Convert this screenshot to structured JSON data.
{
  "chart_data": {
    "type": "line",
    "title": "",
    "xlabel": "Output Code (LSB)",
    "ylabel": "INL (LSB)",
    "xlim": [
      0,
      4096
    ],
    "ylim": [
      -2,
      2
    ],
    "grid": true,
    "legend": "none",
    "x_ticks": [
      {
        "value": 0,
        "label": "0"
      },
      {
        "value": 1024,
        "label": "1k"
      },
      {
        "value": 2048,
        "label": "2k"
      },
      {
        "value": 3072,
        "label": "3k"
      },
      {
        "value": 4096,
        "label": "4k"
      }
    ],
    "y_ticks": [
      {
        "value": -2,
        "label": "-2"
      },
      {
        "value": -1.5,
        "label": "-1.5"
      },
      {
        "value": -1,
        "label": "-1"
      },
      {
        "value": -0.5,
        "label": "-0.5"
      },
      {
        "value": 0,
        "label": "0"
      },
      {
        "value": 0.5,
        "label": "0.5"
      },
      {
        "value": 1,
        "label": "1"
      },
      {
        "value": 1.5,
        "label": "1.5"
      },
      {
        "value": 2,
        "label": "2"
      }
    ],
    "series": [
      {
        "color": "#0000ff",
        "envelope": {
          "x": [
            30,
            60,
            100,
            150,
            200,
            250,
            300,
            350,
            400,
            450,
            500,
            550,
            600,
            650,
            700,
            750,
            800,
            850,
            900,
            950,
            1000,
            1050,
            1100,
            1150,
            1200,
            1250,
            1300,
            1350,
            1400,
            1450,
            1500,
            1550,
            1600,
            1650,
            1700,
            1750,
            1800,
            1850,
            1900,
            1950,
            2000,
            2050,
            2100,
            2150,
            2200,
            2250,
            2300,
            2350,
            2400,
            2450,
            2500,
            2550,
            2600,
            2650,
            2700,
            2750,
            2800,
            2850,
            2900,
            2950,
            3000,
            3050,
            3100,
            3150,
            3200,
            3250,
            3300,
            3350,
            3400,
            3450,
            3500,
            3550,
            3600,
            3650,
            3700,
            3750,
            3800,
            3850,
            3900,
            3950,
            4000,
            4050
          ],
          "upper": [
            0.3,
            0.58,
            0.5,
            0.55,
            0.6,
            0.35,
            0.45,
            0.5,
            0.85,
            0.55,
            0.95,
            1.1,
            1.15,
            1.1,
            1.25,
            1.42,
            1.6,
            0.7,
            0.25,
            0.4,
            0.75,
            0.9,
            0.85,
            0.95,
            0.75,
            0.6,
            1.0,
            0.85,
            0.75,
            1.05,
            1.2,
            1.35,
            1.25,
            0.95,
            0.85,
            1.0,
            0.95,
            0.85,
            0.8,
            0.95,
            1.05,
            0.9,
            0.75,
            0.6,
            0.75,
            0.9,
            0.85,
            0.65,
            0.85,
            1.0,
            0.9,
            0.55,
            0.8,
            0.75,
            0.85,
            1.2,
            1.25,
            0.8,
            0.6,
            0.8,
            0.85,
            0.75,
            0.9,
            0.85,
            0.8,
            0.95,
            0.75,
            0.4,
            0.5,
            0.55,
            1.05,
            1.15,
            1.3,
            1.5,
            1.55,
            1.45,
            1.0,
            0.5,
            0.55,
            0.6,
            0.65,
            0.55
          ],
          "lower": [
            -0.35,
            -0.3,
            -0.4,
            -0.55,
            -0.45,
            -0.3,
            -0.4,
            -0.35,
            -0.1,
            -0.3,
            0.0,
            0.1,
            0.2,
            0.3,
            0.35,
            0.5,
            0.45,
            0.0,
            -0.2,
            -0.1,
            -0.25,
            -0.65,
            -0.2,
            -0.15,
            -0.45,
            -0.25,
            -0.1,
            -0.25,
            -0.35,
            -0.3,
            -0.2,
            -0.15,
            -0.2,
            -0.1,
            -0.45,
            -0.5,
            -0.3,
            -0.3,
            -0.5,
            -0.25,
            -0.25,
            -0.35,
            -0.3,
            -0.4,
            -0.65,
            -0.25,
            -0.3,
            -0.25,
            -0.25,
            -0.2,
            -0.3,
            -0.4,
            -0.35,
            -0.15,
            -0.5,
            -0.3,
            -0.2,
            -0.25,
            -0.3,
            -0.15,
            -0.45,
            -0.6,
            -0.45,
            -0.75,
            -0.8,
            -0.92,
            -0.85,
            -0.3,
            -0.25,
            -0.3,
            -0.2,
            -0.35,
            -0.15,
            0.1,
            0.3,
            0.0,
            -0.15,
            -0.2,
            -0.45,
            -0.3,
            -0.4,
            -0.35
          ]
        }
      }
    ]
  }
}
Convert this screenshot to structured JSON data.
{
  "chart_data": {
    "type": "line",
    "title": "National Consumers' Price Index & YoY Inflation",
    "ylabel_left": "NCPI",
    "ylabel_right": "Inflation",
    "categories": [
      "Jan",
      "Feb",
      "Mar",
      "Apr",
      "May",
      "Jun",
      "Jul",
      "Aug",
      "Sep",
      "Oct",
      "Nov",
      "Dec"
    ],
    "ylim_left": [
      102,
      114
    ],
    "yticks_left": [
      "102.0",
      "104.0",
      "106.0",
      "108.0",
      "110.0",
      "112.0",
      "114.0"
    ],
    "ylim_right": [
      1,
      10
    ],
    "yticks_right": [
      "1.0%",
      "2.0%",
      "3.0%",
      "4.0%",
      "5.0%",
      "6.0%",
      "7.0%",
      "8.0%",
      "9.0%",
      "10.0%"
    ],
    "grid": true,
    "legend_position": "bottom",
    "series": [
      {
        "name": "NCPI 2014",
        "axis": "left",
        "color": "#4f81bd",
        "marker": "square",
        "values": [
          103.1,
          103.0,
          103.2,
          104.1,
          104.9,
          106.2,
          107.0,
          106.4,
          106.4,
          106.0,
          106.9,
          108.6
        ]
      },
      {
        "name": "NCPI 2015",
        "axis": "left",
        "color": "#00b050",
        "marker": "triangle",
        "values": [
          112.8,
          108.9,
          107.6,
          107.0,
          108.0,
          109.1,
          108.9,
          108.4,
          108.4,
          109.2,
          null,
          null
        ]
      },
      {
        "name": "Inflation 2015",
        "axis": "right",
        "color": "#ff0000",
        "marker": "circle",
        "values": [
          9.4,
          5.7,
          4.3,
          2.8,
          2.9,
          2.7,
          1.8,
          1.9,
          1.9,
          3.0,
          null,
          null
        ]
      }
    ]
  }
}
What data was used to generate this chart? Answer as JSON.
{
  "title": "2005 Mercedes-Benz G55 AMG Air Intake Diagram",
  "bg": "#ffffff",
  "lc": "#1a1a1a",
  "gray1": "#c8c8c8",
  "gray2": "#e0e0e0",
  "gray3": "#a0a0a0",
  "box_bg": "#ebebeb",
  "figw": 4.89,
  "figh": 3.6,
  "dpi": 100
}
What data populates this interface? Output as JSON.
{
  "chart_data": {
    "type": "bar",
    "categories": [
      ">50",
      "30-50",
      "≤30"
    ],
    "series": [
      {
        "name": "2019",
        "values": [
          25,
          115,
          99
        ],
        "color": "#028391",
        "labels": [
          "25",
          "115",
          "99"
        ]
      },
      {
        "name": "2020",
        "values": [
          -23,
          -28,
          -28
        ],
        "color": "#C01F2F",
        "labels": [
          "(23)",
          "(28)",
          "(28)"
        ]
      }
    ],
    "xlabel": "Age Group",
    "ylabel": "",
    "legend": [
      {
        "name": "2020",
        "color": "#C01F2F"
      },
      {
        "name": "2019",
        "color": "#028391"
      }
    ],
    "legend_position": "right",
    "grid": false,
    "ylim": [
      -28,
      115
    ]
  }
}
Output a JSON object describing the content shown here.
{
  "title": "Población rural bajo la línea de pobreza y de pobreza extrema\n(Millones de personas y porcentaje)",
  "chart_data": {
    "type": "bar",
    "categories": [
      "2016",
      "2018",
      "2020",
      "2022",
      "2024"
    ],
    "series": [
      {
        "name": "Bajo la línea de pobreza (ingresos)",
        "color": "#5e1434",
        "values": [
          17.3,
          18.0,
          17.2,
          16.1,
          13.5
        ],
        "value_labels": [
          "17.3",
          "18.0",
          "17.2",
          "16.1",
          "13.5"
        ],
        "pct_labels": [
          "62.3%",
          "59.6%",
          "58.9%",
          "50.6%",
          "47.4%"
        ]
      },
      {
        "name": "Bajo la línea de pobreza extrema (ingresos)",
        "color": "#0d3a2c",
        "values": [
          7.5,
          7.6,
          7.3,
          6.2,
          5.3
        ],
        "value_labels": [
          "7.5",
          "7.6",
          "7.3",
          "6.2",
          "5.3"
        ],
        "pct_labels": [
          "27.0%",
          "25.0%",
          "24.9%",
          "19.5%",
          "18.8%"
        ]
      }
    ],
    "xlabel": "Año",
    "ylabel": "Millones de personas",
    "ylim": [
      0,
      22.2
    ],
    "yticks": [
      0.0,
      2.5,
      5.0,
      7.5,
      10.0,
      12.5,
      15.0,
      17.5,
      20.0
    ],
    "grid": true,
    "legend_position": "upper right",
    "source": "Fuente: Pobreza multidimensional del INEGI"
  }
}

==*==

What you are asked to do | From the records above, pull out every line containing the word "personas".

Written answer |
  "title": "Población rural bajo la línea de pobreza y de pobreza extrema\n(Millones de personas y porcentaje)",
    "ylabel": "Millones de personas",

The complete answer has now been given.